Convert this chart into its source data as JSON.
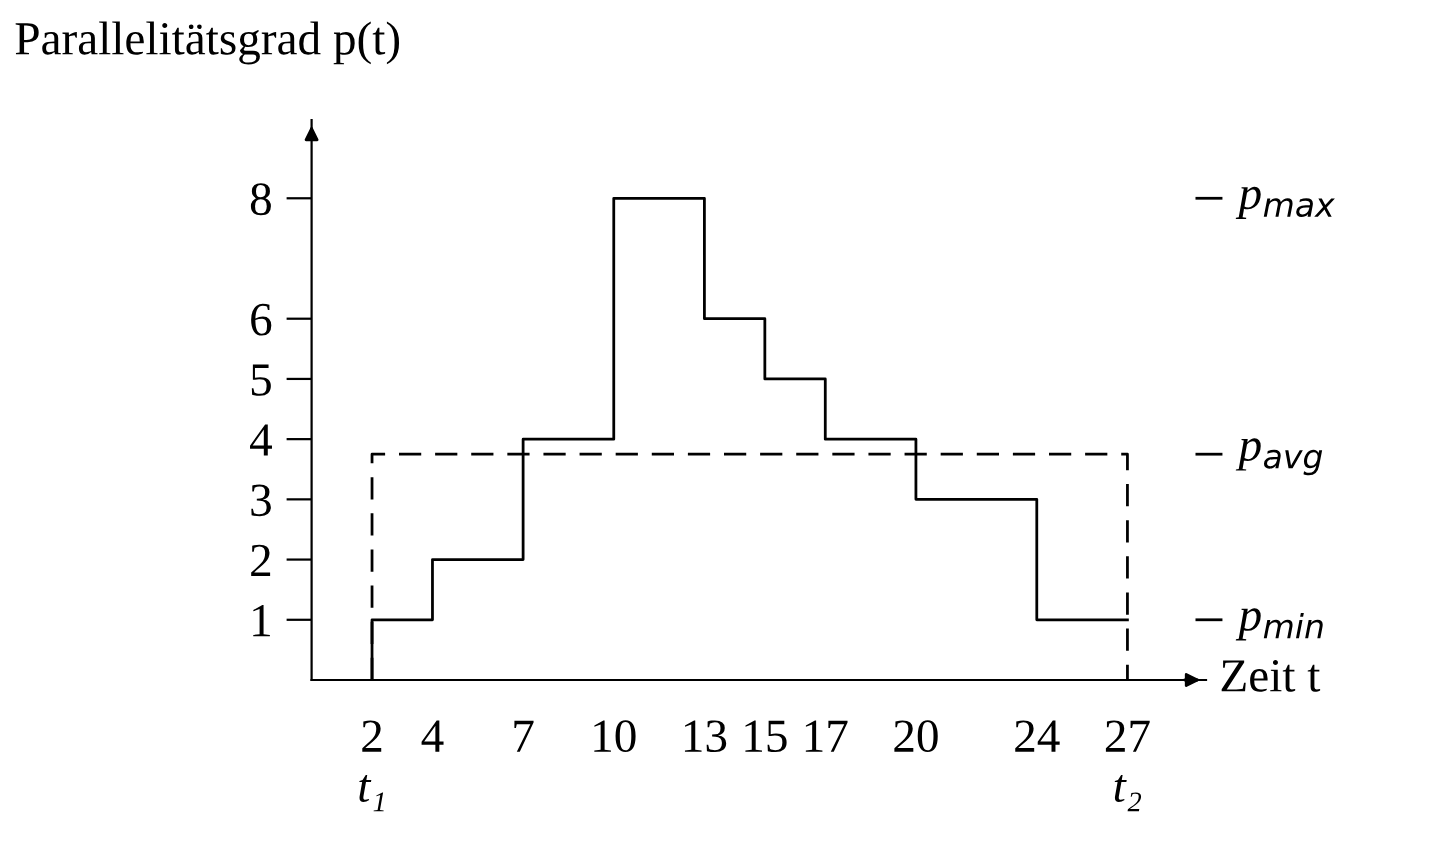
{
  "chart_data": {
    "type": "step",
    "ylabel": "Parallelitätsgrad p(t)",
    "xlabel": "Zeit t",
    "series": [
      {
        "color": "#000000",
        "line_style": "solid",
        "x": [
          2,
          2,
          4,
          7,
          10,
          13,
          15,
          17,
          20,
          24,
          27
        ],
        "values": [
          0,
          1,
          2,
          4,
          8,
          6,
          5,
          4,
          3,
          1,
          1
        ]
      },
      {
        "type": "line",
        "color": "#000000",
        "line_style": "dashed",
        "x": [
          2,
          2,
          27,
          27
        ],
        "values": [
          0,
          3.75,
          3.75,
          0
        ]
      }
    ],
    "xlim": [
      0,
      29.6
    ],
    "xticks": [
      2,
      4,
      7,
      10,
      13,
      15,
      17,
      20,
      24,
      27
    ],
    "ylim": [
      0,
      9.3
    ],
    "yticks": [
      1,
      2,
      3,
      4,
      5,
      6,
      8
    ],
    "annotations": [
      "t₁",
      "t₂",
      "p$_{max}$",
      "p$_{avg}$",
      "p$_{min}$"
    ]
  }
}
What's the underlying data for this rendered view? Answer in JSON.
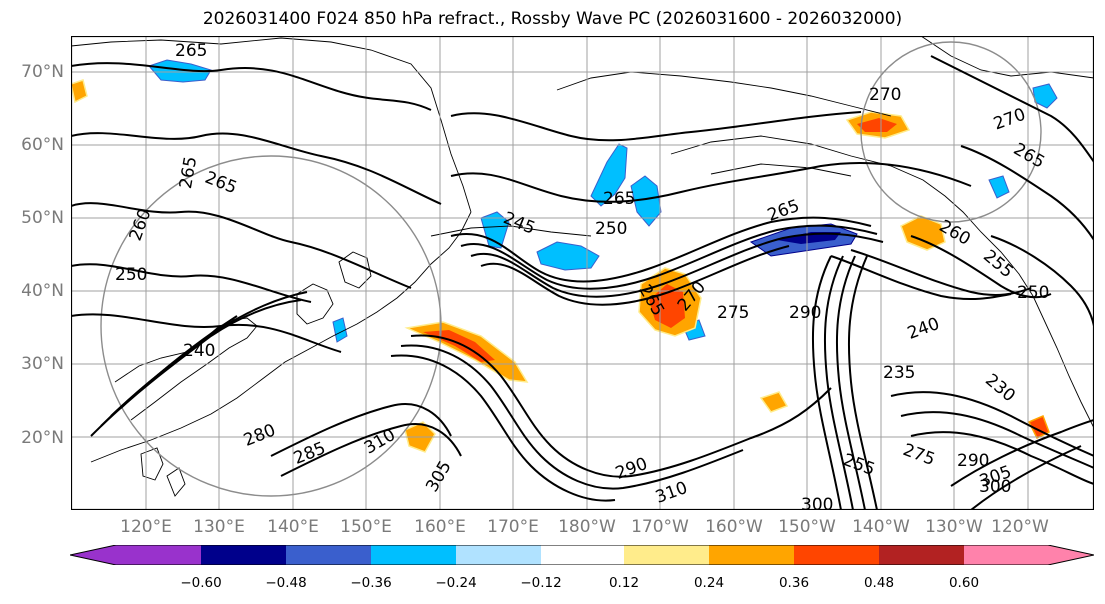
{
  "title": "2026031400 F024 850 hPa refract., Rossby Wave PC (2026031600 - 2026032000)",
  "map": {
    "lat_ticks": [
      "70°N",
      "60°N",
      "50°N",
      "40°N",
      "30°N",
      "20°N"
    ],
    "lon_ticks": [
      "120°E",
      "130°E",
      "140°E",
      "150°E",
      "160°E",
      "170°E",
      "180°W",
      "170°W",
      "160°W",
      "150°W",
      "140°W",
      "130°W",
      "120°W"
    ],
    "contour_labels": [
      "265",
      "265",
      "265",
      "260",
      "250",
      "240",
      "245",
      "250",
      "265",
      "265",
      "270",
      "270",
      "265",
      "260",
      "255",
      "250",
      "240",
      "265",
      "270",
      "275",
      "290",
      "235",
      "230",
      "280",
      "285",
      "310",
      "305",
      "290",
      "310",
      "300",
      "255",
      "275",
      "290",
      "300",
      "305"
    ]
  },
  "colorbar": {
    "tick_labels": [
      "−0.60",
      "−0.48",
      "−0.36",
      "−0.24",
      "−0.12",
      "0.12",
      "0.24",
      "0.36",
      "0.48",
      "0.60"
    ],
    "colors": [
      "#9932cc",
      "#00008b",
      "#3a5fcd",
      "#00bfff",
      "#b0e2ff",
      "#ffffff",
      "#ffec8b",
      "#ffa500",
      "#ff4500",
      "#b22222",
      "#ff82ab"
    ]
  },
  "colors": {
    "contour": "#000000",
    "grid": "#a0a0a0",
    "coast": "#000000",
    "axis_label": "#7a7a7a"
  }
}
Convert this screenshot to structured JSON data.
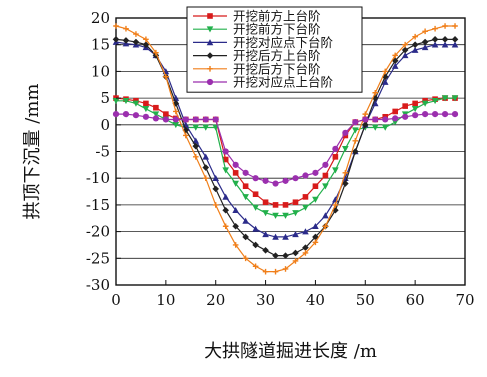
{
  "chart_data": {
    "type": "line",
    "title": "",
    "xlabel": "大拱隧道掘进长度 /m",
    "ylabel": "拱顶下沉量 /mm",
    "xlim": [
      0,
      70
    ],
    "ylim": [
      -30,
      20
    ],
    "xticks": [
      0,
      10,
      20,
      30,
      40,
      50,
      60,
      70
    ],
    "yticks": [
      20,
      15,
      10,
      5,
      0,
      -5,
      -10,
      -15,
      -20,
      -25,
      -30
    ],
    "grid": "horizontal",
    "legend_position": "top-center",
    "series": [
      {
        "name": "开挖前方上台阶",
        "color": "#d81b1b",
        "marker": "square",
        "x": [
          0,
          2,
          4,
          6,
          8,
          10,
          12,
          14,
          16,
          18,
          20,
          22,
          24,
          26,
          28,
          30,
          32,
          34,
          36,
          38,
          40,
          42,
          44,
          46,
          48,
          50,
          52,
          54,
          56,
          58,
          60,
          62,
          64,
          66,
          68
        ],
        "y": [
          5,
          4.8,
          4.5,
          4,
          3.2,
          2,
          1.2,
          1,
          1,
          1,
          1,
          -6.5,
          -9,
          -11.5,
          -13,
          -14.5,
          -15,
          -15,
          -14.5,
          -13.5,
          -11.5,
          -9.5,
          -6,
          -2,
          0.5,
          1,
          1,
          1.5,
          2.5,
          3.5,
          4,
          4.5,
          4.8,
          5,
          5
        ]
      },
      {
        "name": "开挖前方下台阶",
        "color": "#22b04b",
        "marker": "triangle-down",
        "x": [
          0,
          2,
          4,
          6,
          8,
          10,
          12,
          14,
          16,
          18,
          20,
          22,
          24,
          26,
          28,
          30,
          32,
          34,
          36,
          38,
          40,
          42,
          44,
          46,
          48,
          50,
          52,
          54,
          56,
          58,
          60,
          62,
          64,
          66,
          68
        ],
        "y": [
          4.5,
          4.5,
          4,
          3,
          2,
          1,
          0,
          -0.5,
          -0.5,
          -0.5,
          -0.5,
          -8.5,
          -11,
          -13.5,
          -15.5,
          -16.5,
          -17,
          -17,
          -16.5,
          -15.5,
          -14,
          -11.5,
          -8.5,
          -4.5,
          -1,
          -0.5,
          -0.5,
          -0.5,
          0.5,
          2,
          3,
          4,
          4.5,
          5,
          5
        ]
      },
      {
        "name": "开挖对应点下台阶",
        "color": "#2b2b8a",
        "marker": "triangle-up",
        "x": [
          0,
          2,
          4,
          6,
          8,
          10,
          12,
          14,
          16,
          18,
          20,
          22,
          24,
          26,
          28,
          30,
          32,
          34,
          36,
          38,
          40,
          42,
          44,
          46,
          48,
          50,
          52,
          54,
          56,
          58,
          60,
          62,
          64,
          66,
          68
        ],
        "y": [
          15.5,
          15.2,
          15,
          14.5,
          13,
          10,
          5,
          0,
          -3,
          -6,
          -10,
          -13.5,
          -16,
          -18,
          -19.5,
          -20.5,
          -21,
          -21,
          -20.5,
          -20,
          -19,
          -17,
          -14,
          -10,
          -5,
          0,
          4,
          8,
          11,
          13,
          14,
          14.5,
          15,
          15,
          15
        ]
      },
      {
        "name": "开挖后方上台阶",
        "color": "#222222",
        "marker": "diamond",
        "x": [
          0,
          2,
          4,
          6,
          8,
          10,
          12,
          14,
          16,
          18,
          20,
          22,
          24,
          26,
          28,
          30,
          32,
          34,
          36,
          38,
          40,
          42,
          44,
          46,
          48,
          50,
          52,
          54,
          56,
          58,
          60,
          62,
          64,
          66,
          68
        ],
        "y": [
          16,
          15.8,
          15.5,
          15,
          13,
          9,
          4,
          -1,
          -4,
          -8,
          -12,
          -16,
          -19,
          -21,
          -22.5,
          -23.5,
          -24.5,
          -24.5,
          -24,
          -23,
          -21,
          -19,
          -16,
          -11,
          -5,
          0,
          5,
          9,
          12,
          14,
          15,
          15.5,
          16,
          16,
          16
        ]
      },
      {
        "name": "开挖后方下台阶",
        "color": "#f07f1a",
        "marker": "plus",
        "x": [
          0,
          2,
          4,
          6,
          8,
          10,
          12,
          14,
          16,
          18,
          20,
          22,
          24,
          26,
          28,
          30,
          32,
          34,
          36,
          38,
          40,
          42,
          44,
          46,
          48,
          50,
          52,
          54,
          56,
          58,
          60,
          62,
          64,
          66,
          68
        ],
        "y": [
          18.5,
          18,
          17,
          16,
          13.5,
          9,
          2.5,
          -2,
          -6,
          -10,
          -15,
          -19,
          -22.5,
          -25,
          -26.5,
          -27.5,
          -27.5,
          -27,
          -25.5,
          -24,
          -22,
          -19,
          -15,
          -9,
          -3,
          2,
          6,
          10,
          13,
          15,
          16.5,
          17.5,
          18,
          18.5,
          18.5
        ]
      },
      {
        "name": "开挖对应点上台阶",
        "color": "#9b2fae",
        "marker": "circle",
        "x": [
          0,
          2,
          4,
          6,
          8,
          10,
          12,
          14,
          16,
          18,
          20,
          22,
          24,
          26,
          28,
          30,
          32,
          34,
          36,
          38,
          40,
          42,
          44,
          46,
          48,
          50,
          52,
          54,
          56,
          58,
          60,
          62,
          64,
          66,
          68
        ],
        "y": [
          2,
          2,
          1.8,
          1.5,
          1.2,
          1,
          1,
          1,
          1,
          1,
          1,
          -5,
          -7.5,
          -9,
          -10,
          -10.5,
          -11,
          -10.5,
          -10,
          -9.5,
          -9,
          -7.5,
          -4.5,
          -1.5,
          0.5,
          1,
          1,
          1,
          1.2,
          1.5,
          1.8,
          2,
          2,
          2,
          2
        ]
      }
    ]
  }
}
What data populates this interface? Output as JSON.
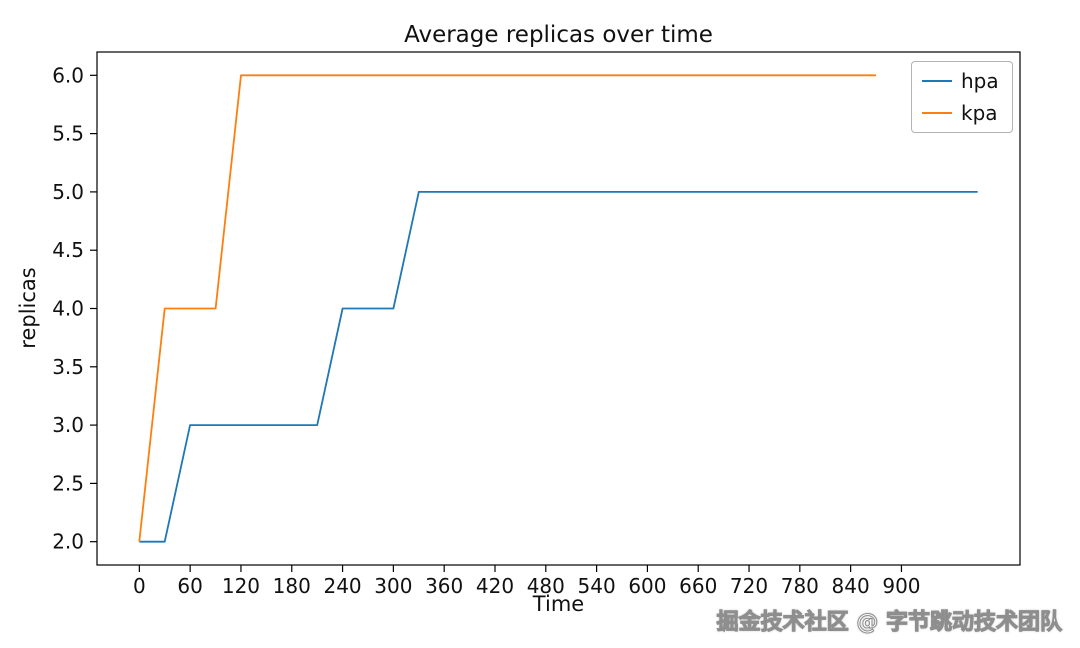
{
  "chart_data": {
    "type": "line",
    "title": "Average replicas over time",
    "xlabel": "Time",
    "ylabel": "replicas",
    "xlim": [
      -50,
      1040
    ],
    "ylim": [
      1.8,
      6.2
    ],
    "x_ticks": [
      0,
      60,
      120,
      180,
      240,
      300,
      360,
      420,
      480,
      540,
      600,
      660,
      720,
      780,
      840,
      900
    ],
    "y_ticks": [
      2.0,
      2.5,
      3.0,
      3.5,
      4.0,
      4.5,
      5.0,
      5.5,
      6.0
    ],
    "y_tick_labels": [
      "2.0",
      "2.5",
      "3.0",
      "3.5",
      "4.0",
      "4.5",
      "5.0",
      "5.5",
      "6.0"
    ],
    "grid": false,
    "legend_position": "upper right",
    "series": [
      {
        "name": "hpa",
        "color": "#1f77b4",
        "points": [
          [
            0,
            2
          ],
          [
            30,
            2
          ],
          [
            60,
            3
          ],
          [
            210,
            3
          ],
          [
            240,
            4
          ],
          [
            300,
            4
          ],
          [
            330,
            5
          ],
          [
            990,
            5
          ]
        ]
      },
      {
        "name": "kpa",
        "color": "#ff7f0e",
        "points": [
          [
            0,
            2
          ],
          [
            30,
            4
          ],
          [
            90,
            4
          ],
          [
            120,
            6
          ],
          [
            870,
            6
          ]
        ]
      }
    ]
  },
  "watermark": {
    "text": "掘金技术社区 @ 字节跳动技术团队"
  }
}
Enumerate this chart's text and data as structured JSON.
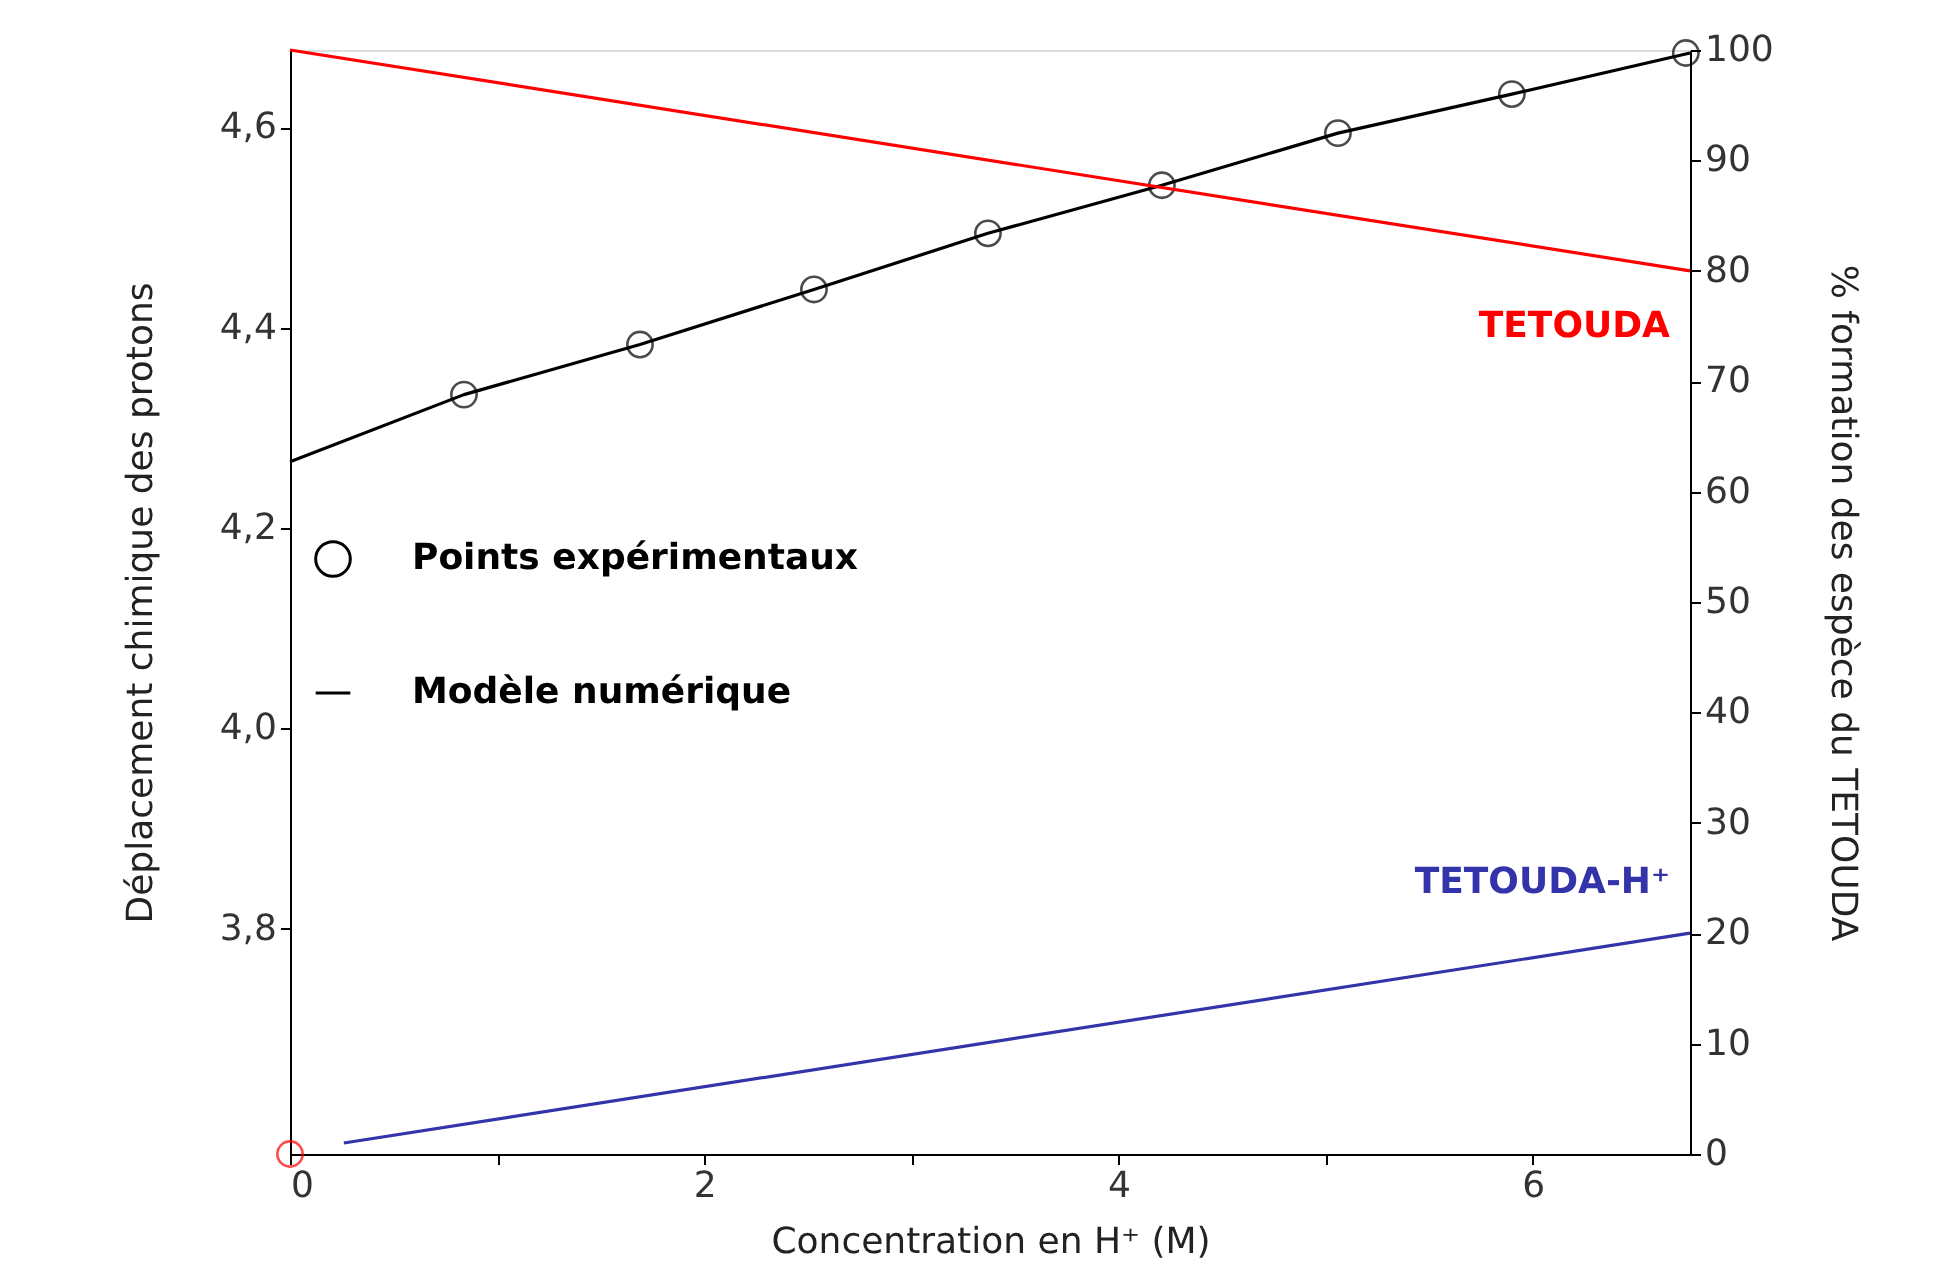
{
  "chart_data": {
    "type": "line",
    "xlabel": "Concentration en H⁺ (M)",
    "ylabel": "Déplacement chimique des protons",
    "y2label": "% formation des espèce du TETOUDA",
    "xlim": [
      0,
      6.76
    ],
    "ylim": [
      3.575,
      4.677
    ],
    "y2lim": [
      0,
      100
    ],
    "xticks": [
      0,
      {
        "value": 1,
        "label": null
      },
      2,
      {
        "value": 3,
        "label": null
      },
      4,
      {
        "value": 5,
        "label": null
      },
      6
    ],
    "yticks": [
      {
        "value": 3.8,
        "label": "3,8"
      },
      {
        "value": 4.0,
        "label": "4,0"
      },
      {
        "value": 4.2,
        "label": "4,2"
      },
      {
        "value": 4.4,
        "label": "4,4"
      },
      {
        "value": 4.6,
        "label": "4,6"
      }
    ],
    "y2ticks": [
      0,
      10,
      20,
      30,
      40,
      50,
      60,
      70,
      80,
      90,
      100
    ],
    "grid": false,
    "legend": "center left",
    "series": [
      {
        "name": "Points expérimentaux",
        "type": "scatter",
        "marker": "circle",
        "color": "#000000",
        "x": [
          0.84,
          1.69,
          2.53,
          3.37,
          4.21,
          5.06,
          5.9,
          6.74
        ],
        "values": [
          4.333,
          4.383,
          4.438,
          4.494,
          4.542,
          4.594,
          4.633,
          4.674
        ]
      },
      {
        "name": "Modèle numérique",
        "color": "#000000",
        "x": [
          0,
          0.84,
          1.69,
          2.53,
          3.37,
          4.21,
          5.06,
          5.9,
          6.76
        ],
        "values": [
          4.266,
          4.333,
          4.383,
          4.438,
          4.494,
          4.542,
          4.594,
          4.633,
          4.674
        ]
      },
      {
        "name": "TETOUDA",
        "axis": "y2",
        "color": "#ff0000",
        "x": [
          0,
          6.76
        ],
        "values": [
          100,
          80
        ]
      },
      {
        "name": "TETOUDA-H⁺",
        "axis": "y2",
        "color": "#3333aa",
        "x": [
          0.26,
          6.76
        ],
        "values": [
          1,
          20
        ]
      },
      {
        "type": "scatter",
        "marker": "circle",
        "axis": "y2",
        "color": "#ff0000",
        "x": [
          0
        ],
        "values": [
          0
        ]
      }
    ]
  }
}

━━━━━━━━

■ What you will do: From the entries above, extract each line containing "ylabel".

■ Exercise output:
    "ylabel": "Parallelitätsgrad p(t)",
    "ylabel": "拱顶下沉量 /mm",
    "ylabel": "replicas",
    "ylabel": "Déplacement chimique des protons",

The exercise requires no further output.